»»

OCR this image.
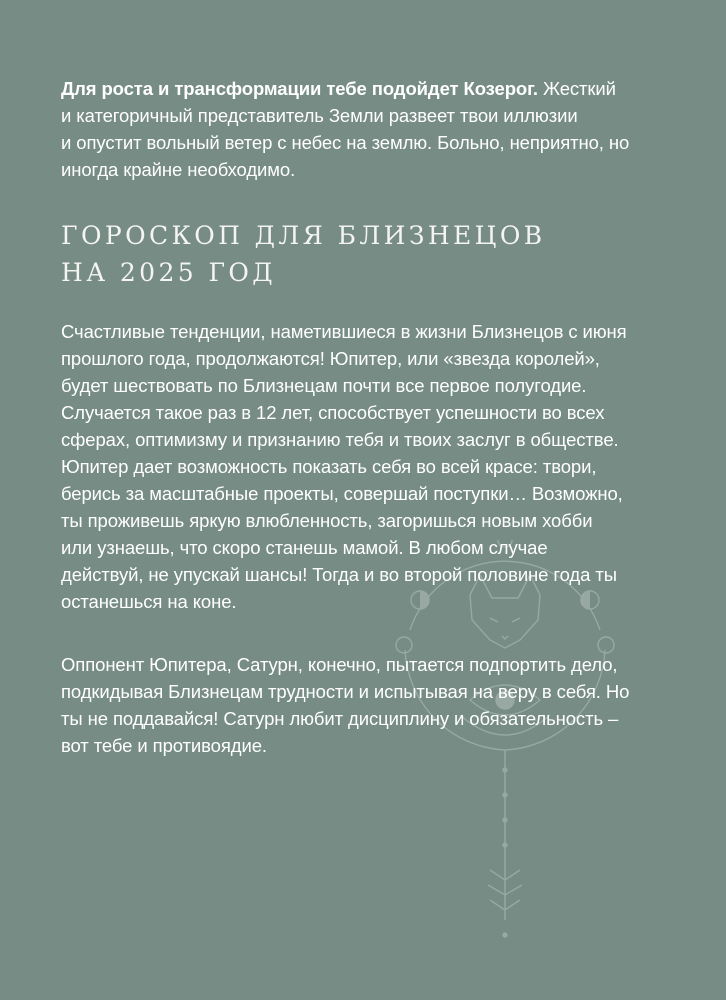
Для роста и трансформации тебе подойдет Козерог. Жесткий
и категоричный представитель Земли развеет твои иллюзии
и опустит вольный ветер с небес на землю. Больно, неприятно, но
иногда крайне необходимо.

ГОРОСКОП ДЛЯ БЛИЗНЕЦОВ
НА 2025 ГОД

Счастливые тенденции, наметившиеся в жизни Близнецов с июня
прошлого года, продолжаются! Юпитер, или «звезда королей»,
будет шествовать по Близнецам почти все первое полугодие.
Случается такое раз в 12 лет, способствует успешности во всех
сферах, оптимизму и признанию тебя и твоих заслуг в обществе.
Юпитер дает возможность показать себя во всей красе: твори,
берись за масштабные проекты, совершай поступки… Возможно,
ты проживешь яркую влюбленность, загоришься новым хобби
или узнаешь, что скоро станешь мамой. В любом случае
действуй, не упускай шансы! Тогда и во второй половине года ты
останешься на коне.

Оппонент Юпитера, Сатурн, конечно, пытается подпортить дело,
подкидывая Близнецам трудности и испытывая на веру в себя. Но
ты не поддавайся! Сатурн любит дисциплину и обязательность –
вот тебе и противоядие.
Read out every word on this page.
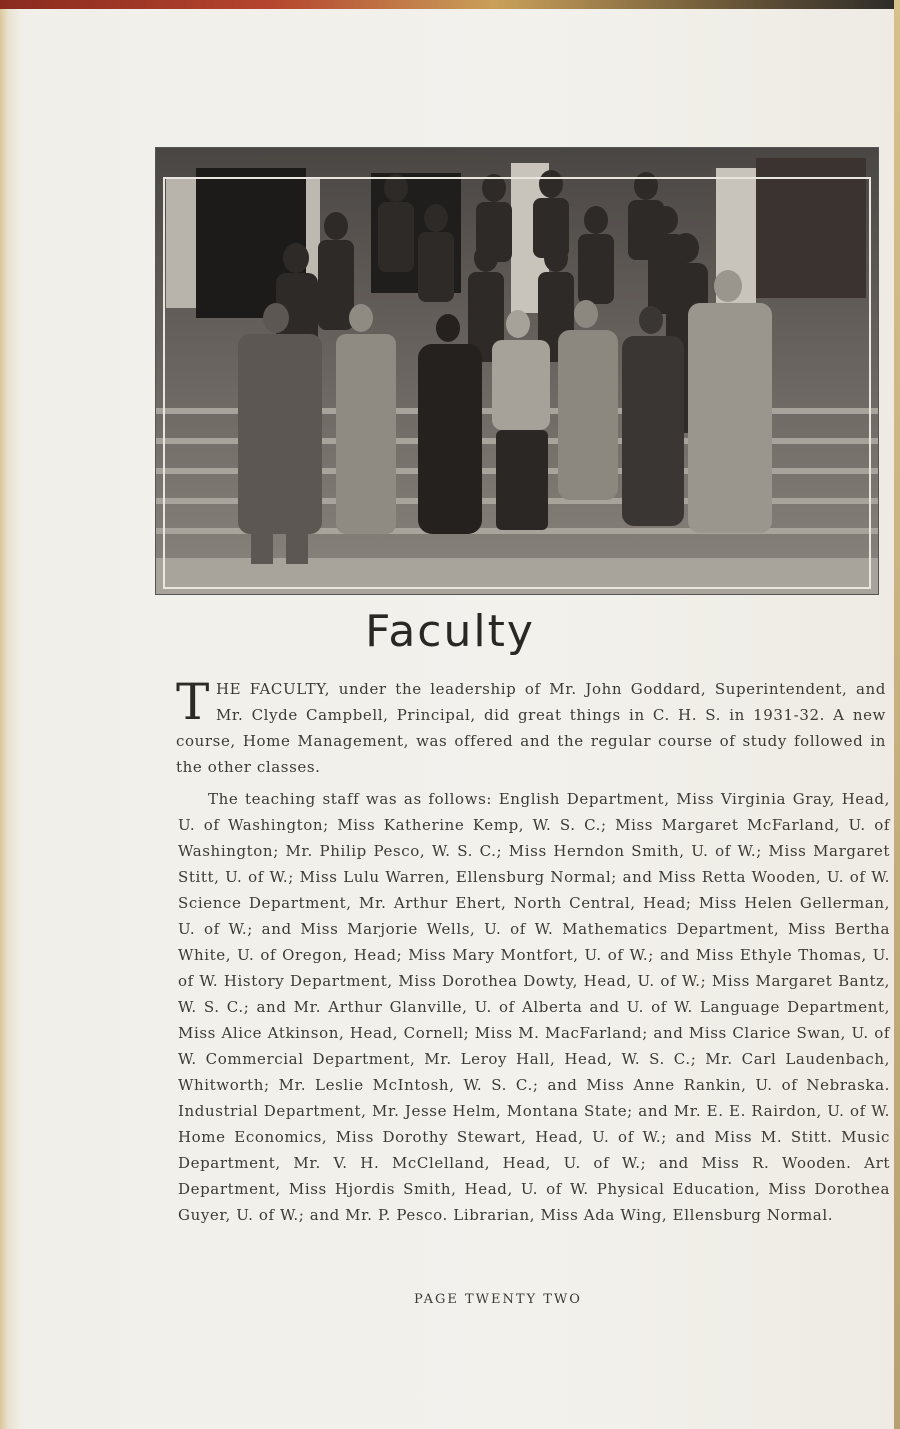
Faculty
THE FACULTY, under the leadership of Mr. John Goddard, Superintendent, and Mr. Clyde Campbell, Principal, did great things in C. H. S. in 1931-32. A new course, Home Management, was offered and the regular course of study followed in the other classes.
The teaching staff was as follows: English Department, Miss Virginia Gray, Head, U. of Washington; Miss Katherine Kemp, W. S. C.; Miss Margaret McFarland, U. of Washington; Mr. Philip Pesco, W. S. C.; Miss Herndon Smith, U. of W.; Miss Margaret Stitt, U. of W.; Miss Lulu Warren, Ellensburg Normal; and Miss Retta Wooden, U. of W. Science Department, Mr. Arthur Ehert, North Central, Head; Miss Helen Gellerman, U. of W.; and Miss Marjorie Wells, U. of W. Mathematics Department, Miss Bertha White, U. of Oregon, Head; Miss Mary Montfort, U. of W.; and Miss Ethyle Thomas, U. of W. History Department, Miss Dorothea Dowty, Head, U. of W.; Miss Margaret Bantz, W. S. C.; and Mr. Arthur Glanville, U. of Alberta and U. of W. Language Department, Miss Alice Atkinson, Head, Cornell; Miss M. MacFarland; and Miss Clarice Swan, U. of W. Commercial Department, Mr. Leroy Hall, Head, W. S. C.; Mr. Carl Laudenbach, Whitworth; Mr. Leslie McIntosh, W. S. C.; and Miss Anne Rankin, U. of Nebraska. Industrial Department, Mr. Jesse Helm, Montana State; and Mr. E. E. Rairdon, U. of W. Home Economics, Miss Dorothy Stewart, Head, U. of W.; and Miss M. Stitt. Music Department, Mr. V. H. McClelland, Head, U. of W.; and Miss R. Wooden. Art Department, Miss Hjordis Smith, Head, U. of W. Physical Education, Miss Dorothea Guyer, U. of W.; and Mr. P. Pesco. Librarian, Miss Ada Wing, Ellensburg Normal.
PAGE TWENTY TWO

««

> _REQUEST_: Collect every line above that contains the word "тебе".

> _TASK OUTPUT_:
Для роста и трансформации тебе подойдет Козерог. Жесткий
вот тебе и противоядие.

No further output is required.